[BEGIN DATA SHOWN]

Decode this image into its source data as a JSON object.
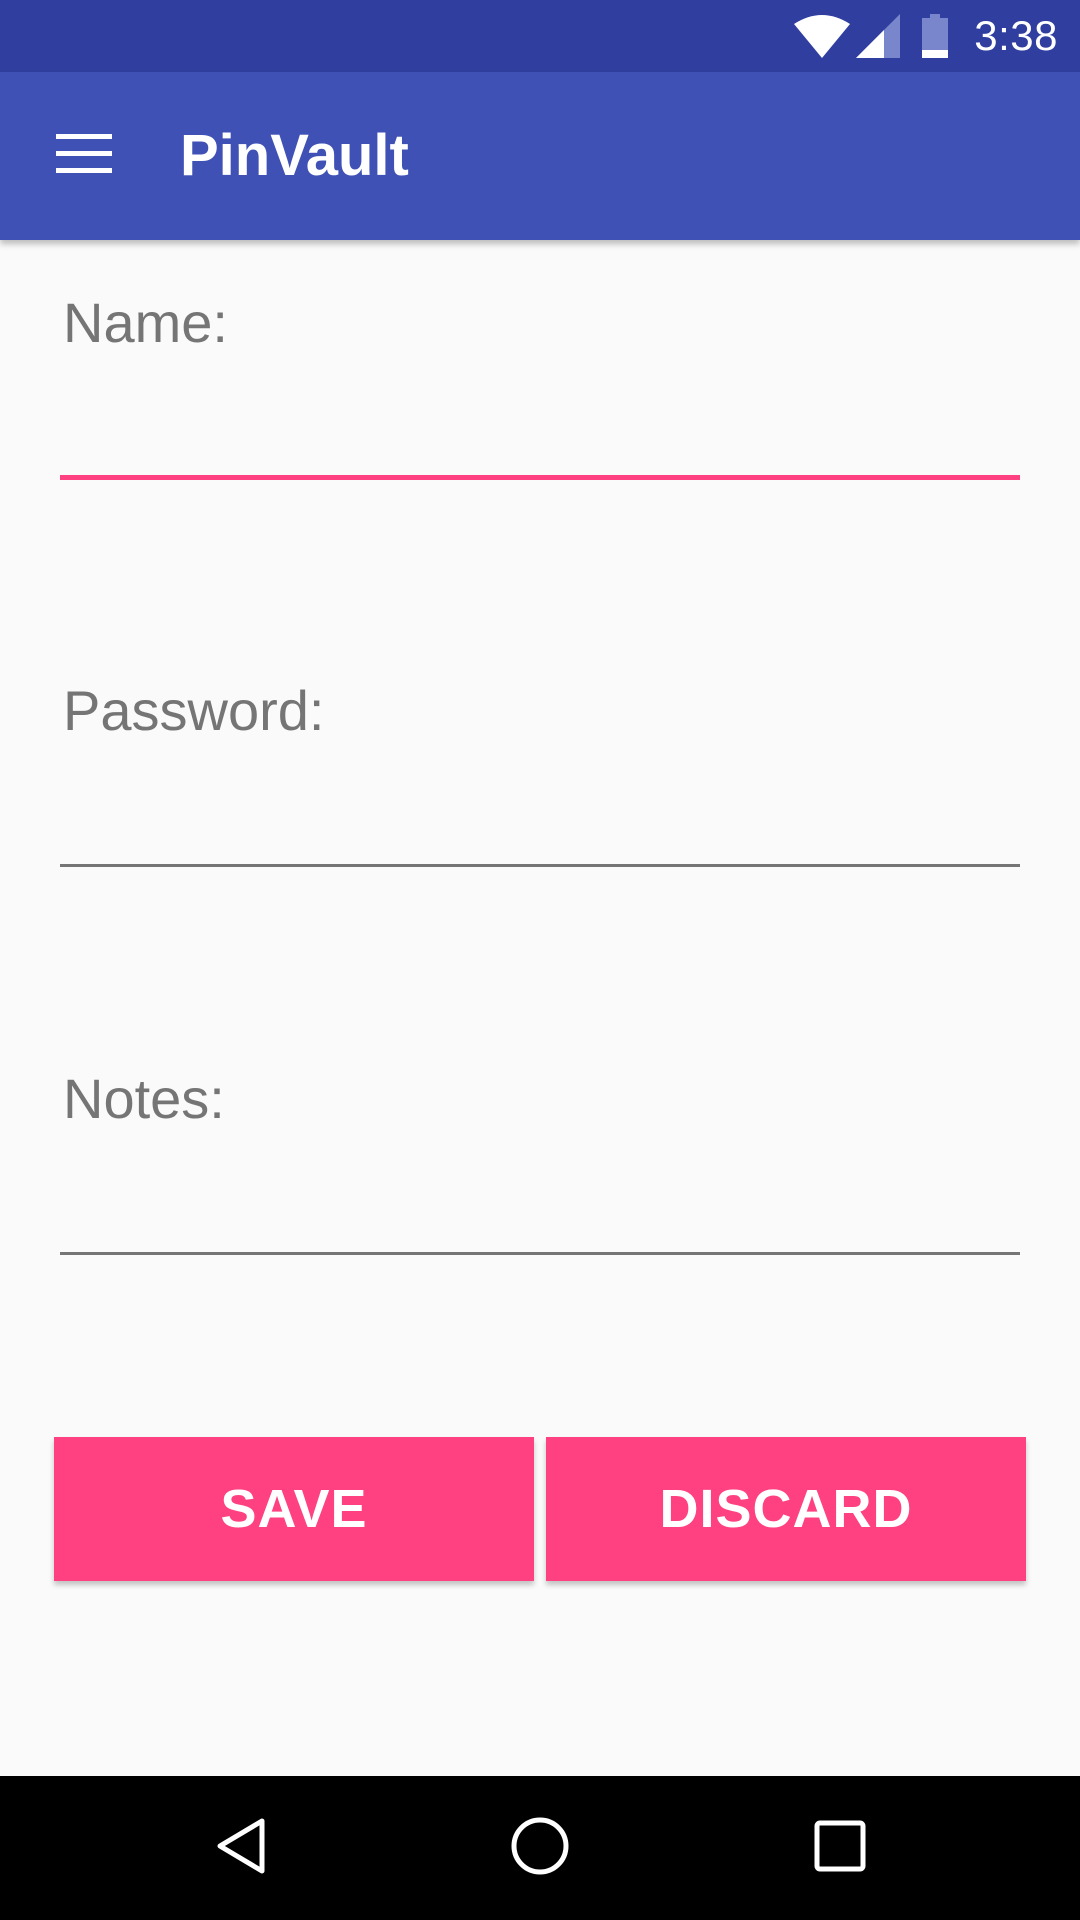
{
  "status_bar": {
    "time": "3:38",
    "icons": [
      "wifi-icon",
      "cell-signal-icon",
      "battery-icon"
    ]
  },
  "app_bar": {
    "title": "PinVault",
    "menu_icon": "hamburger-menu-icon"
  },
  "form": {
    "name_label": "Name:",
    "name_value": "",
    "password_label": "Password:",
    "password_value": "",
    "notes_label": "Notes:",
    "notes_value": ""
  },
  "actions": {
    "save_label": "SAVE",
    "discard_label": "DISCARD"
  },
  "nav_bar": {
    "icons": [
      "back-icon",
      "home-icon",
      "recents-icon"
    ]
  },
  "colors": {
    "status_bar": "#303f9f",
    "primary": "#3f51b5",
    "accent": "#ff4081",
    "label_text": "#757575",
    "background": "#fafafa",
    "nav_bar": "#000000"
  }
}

[END DATA SHOWN]
[BEGIN DATA SHOWN]

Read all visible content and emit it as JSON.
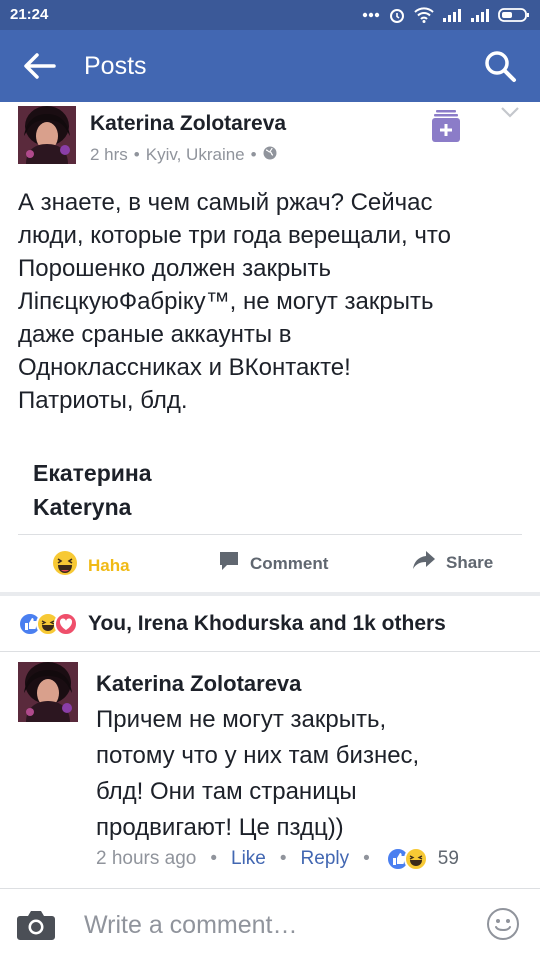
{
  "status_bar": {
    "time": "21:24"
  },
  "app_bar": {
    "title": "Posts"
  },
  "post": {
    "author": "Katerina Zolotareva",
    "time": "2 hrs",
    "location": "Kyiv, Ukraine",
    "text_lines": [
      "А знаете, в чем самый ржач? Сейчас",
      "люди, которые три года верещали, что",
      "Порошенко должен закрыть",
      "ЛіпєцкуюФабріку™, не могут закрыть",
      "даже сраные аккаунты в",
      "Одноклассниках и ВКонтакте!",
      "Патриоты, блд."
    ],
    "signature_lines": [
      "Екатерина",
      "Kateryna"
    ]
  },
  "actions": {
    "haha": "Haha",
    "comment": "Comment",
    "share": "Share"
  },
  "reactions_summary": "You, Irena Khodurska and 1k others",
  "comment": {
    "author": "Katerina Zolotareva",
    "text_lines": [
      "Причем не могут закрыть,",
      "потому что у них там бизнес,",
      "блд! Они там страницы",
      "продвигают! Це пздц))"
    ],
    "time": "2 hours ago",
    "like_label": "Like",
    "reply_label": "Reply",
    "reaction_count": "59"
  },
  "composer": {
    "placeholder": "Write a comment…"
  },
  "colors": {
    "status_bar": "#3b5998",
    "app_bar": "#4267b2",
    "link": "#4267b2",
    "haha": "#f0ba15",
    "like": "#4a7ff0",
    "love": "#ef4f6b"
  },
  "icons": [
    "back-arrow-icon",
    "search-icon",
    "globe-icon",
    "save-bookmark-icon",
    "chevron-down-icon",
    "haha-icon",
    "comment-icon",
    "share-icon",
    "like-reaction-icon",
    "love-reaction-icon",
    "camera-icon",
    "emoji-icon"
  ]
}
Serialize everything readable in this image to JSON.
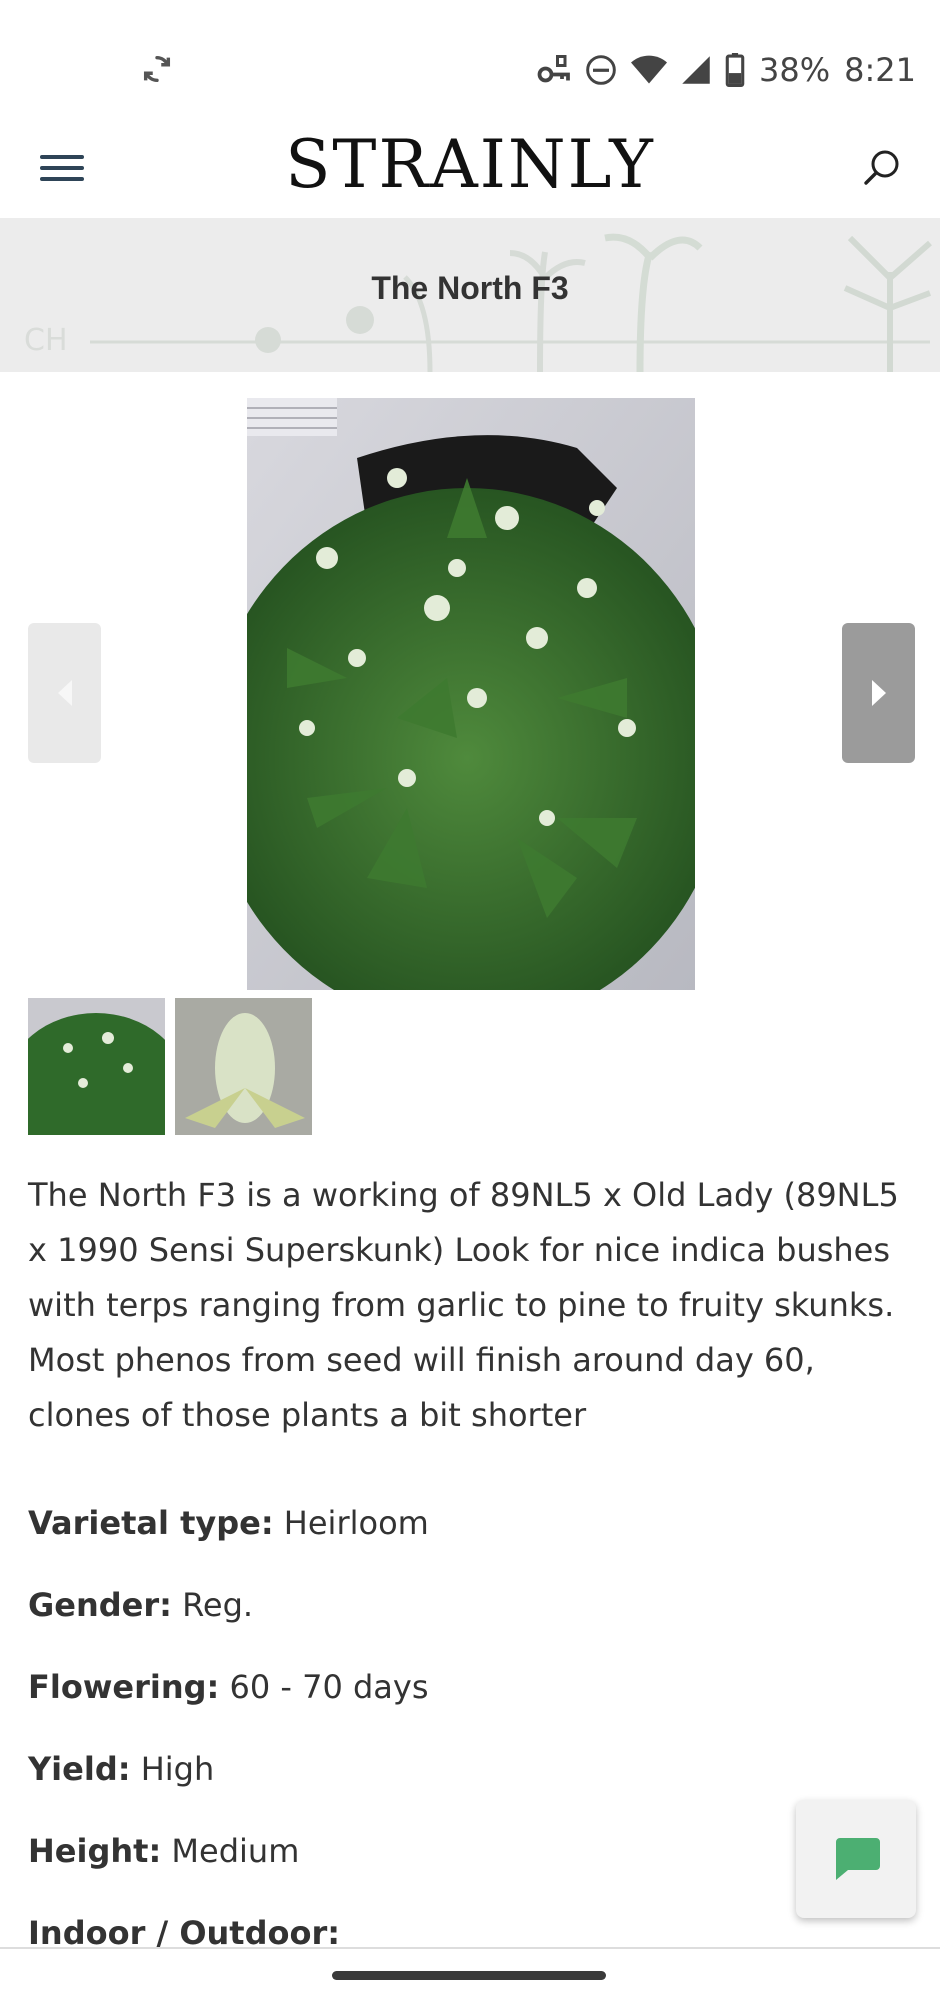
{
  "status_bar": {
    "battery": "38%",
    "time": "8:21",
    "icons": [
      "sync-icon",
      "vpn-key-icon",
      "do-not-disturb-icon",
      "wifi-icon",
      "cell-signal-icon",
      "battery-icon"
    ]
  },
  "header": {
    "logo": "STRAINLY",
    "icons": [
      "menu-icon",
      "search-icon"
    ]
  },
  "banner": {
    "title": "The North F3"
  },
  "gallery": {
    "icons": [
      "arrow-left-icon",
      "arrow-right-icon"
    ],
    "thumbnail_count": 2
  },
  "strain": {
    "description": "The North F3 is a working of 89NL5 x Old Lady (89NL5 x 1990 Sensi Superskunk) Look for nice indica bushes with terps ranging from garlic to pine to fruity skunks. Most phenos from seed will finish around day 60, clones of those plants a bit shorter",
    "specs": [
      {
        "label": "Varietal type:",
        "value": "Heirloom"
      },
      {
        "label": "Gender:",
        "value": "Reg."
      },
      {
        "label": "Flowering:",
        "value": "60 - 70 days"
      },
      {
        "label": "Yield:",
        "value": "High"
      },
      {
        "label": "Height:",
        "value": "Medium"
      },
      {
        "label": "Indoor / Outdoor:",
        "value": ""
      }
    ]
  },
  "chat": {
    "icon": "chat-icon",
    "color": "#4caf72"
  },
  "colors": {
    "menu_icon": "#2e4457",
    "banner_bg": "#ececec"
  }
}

[END DATA SHOWN]

Among the records above, find each line holding the string "могут" and pull it out.

      "ЛіпєцкуюФабріку™, не могут закрыть",
      "Причем не могут закрыть,",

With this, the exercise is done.